═════ Material to process

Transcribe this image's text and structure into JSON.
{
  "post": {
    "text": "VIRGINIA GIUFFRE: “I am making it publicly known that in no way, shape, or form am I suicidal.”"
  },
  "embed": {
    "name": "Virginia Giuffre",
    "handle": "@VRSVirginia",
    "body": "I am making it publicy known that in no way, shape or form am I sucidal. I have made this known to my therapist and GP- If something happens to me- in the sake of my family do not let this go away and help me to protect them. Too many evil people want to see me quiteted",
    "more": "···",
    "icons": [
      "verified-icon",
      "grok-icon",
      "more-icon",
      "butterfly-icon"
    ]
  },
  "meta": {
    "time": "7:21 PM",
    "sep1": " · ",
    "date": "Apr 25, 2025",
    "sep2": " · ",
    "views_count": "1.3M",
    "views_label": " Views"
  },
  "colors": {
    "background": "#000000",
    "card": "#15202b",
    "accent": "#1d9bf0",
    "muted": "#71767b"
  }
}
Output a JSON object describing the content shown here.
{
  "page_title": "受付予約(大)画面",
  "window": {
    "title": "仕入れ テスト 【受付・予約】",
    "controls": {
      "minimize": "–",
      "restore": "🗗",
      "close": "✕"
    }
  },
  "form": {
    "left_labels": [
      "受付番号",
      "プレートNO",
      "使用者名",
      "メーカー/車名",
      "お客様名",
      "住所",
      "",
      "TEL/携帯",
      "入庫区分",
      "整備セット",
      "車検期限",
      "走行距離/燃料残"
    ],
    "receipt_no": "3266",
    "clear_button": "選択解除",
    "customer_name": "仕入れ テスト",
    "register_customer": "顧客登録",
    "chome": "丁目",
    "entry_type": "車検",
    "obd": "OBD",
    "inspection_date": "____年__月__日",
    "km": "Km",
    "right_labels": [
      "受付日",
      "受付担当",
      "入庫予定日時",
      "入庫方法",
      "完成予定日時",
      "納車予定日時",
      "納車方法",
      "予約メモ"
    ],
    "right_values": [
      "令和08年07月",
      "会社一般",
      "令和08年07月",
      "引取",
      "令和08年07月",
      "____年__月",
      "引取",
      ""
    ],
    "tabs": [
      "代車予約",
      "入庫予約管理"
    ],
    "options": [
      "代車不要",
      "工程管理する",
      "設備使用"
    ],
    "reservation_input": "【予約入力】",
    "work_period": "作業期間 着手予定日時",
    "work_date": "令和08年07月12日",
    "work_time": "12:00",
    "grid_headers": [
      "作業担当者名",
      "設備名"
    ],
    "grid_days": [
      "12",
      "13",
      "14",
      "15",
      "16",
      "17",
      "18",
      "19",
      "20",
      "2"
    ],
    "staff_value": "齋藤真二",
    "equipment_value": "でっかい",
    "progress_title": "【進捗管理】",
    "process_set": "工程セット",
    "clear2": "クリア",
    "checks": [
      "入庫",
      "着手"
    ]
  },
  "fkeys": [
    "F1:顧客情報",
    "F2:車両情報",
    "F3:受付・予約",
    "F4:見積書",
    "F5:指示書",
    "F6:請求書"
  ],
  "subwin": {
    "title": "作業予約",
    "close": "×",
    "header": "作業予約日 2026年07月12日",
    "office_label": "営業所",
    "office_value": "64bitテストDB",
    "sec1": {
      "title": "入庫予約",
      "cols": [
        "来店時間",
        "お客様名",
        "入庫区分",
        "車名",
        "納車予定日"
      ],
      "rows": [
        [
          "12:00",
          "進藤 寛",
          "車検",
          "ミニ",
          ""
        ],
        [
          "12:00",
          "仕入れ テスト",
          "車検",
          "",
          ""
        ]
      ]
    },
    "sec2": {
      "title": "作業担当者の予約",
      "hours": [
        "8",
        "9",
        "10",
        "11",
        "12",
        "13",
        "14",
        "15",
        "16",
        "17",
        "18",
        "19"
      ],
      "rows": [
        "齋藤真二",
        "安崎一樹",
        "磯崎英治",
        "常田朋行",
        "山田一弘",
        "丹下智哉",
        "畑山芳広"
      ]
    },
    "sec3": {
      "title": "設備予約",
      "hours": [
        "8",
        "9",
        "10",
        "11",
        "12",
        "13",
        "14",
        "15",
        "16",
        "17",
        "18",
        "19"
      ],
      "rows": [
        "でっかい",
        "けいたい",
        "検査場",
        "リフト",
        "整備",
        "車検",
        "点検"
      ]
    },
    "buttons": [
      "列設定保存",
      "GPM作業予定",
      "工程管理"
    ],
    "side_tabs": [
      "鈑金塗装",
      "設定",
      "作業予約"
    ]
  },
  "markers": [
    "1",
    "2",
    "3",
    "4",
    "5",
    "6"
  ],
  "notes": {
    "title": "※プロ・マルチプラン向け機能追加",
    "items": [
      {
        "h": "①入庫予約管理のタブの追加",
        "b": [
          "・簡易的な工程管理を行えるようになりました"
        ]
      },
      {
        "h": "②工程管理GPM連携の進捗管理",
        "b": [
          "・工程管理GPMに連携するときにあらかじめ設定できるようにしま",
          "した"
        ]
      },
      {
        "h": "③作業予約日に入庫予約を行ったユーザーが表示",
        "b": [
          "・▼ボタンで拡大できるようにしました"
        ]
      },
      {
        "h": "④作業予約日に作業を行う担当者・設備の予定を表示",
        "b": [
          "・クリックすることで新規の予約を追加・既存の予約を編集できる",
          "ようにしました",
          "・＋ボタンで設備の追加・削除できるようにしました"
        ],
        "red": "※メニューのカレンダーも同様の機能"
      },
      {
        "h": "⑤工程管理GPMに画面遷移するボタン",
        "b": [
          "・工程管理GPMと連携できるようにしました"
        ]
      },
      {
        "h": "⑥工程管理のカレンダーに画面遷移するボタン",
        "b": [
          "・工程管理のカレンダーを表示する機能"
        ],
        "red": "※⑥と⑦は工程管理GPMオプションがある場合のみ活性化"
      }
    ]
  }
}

══════════
═════ Material to process

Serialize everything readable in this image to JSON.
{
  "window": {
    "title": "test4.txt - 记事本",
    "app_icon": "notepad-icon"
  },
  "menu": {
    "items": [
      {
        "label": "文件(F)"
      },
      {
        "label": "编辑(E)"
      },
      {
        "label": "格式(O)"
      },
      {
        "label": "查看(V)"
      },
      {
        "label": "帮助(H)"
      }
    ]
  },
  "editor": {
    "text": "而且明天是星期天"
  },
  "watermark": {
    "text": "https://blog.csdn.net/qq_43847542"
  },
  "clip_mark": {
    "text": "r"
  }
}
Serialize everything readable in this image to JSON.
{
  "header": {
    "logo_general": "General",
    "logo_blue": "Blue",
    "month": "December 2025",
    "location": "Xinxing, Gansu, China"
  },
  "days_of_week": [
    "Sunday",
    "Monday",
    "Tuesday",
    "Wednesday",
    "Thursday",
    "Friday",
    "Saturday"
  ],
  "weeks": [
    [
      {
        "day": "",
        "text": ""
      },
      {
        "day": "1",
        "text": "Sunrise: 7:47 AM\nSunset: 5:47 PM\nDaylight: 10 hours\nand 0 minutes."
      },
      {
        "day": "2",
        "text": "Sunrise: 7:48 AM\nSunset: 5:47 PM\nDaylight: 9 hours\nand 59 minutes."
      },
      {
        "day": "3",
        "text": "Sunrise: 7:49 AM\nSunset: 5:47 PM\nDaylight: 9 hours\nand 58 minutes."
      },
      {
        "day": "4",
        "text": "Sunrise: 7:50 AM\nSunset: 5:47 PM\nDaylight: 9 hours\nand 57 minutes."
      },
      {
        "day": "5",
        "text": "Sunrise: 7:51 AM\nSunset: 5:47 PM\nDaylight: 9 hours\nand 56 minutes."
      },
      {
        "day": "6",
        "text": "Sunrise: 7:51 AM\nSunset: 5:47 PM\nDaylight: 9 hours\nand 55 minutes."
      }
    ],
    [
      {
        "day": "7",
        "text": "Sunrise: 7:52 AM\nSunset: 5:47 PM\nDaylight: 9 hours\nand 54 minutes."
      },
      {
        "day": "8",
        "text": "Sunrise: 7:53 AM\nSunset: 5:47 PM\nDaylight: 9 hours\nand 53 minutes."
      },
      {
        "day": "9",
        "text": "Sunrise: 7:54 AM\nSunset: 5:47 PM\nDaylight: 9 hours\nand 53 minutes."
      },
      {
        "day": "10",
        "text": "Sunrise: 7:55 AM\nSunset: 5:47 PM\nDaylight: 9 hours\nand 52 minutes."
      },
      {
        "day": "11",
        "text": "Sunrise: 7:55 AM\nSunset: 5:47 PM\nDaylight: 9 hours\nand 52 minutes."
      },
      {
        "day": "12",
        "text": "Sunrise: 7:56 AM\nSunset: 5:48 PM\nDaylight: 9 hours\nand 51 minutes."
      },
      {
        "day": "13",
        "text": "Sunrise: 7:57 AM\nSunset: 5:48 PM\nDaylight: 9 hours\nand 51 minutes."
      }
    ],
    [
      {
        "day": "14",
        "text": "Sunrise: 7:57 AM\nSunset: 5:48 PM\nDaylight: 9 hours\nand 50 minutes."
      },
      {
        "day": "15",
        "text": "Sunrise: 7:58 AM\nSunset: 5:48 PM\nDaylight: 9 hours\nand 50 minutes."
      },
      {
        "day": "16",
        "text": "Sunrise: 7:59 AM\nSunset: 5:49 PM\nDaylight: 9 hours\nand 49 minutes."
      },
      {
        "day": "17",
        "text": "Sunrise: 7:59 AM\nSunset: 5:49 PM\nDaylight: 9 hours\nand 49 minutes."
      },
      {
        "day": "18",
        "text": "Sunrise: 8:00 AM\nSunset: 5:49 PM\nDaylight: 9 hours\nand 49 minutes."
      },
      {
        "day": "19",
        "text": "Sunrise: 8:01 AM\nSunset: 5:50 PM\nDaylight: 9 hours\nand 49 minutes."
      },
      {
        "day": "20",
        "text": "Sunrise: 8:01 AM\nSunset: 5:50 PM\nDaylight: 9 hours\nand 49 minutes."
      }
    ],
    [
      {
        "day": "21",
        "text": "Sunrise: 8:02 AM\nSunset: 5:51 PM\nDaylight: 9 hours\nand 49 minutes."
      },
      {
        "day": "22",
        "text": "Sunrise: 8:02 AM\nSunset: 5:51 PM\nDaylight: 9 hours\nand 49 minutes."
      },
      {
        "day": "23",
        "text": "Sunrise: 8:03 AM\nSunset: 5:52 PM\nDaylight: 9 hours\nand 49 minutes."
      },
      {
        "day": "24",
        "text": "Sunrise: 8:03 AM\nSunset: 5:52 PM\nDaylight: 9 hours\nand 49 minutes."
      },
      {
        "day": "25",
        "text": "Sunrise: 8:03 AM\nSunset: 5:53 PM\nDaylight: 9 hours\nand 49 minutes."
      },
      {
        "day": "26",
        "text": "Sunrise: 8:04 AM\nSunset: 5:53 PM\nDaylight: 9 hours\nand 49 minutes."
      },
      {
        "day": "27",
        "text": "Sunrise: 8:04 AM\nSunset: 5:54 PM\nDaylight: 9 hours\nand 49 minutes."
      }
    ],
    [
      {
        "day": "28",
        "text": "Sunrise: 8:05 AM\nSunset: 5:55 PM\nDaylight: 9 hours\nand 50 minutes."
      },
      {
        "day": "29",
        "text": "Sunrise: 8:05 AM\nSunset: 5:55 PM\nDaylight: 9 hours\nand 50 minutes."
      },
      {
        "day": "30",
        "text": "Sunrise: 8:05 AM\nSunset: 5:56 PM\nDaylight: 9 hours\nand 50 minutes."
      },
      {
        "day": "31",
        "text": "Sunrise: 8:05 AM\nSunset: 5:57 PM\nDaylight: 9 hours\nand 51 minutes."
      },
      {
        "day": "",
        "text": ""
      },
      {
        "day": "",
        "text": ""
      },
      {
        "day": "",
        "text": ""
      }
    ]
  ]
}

══════════

- Exercise aim: The answer is one number: how many lines of the material above contain "that".

- In response: 2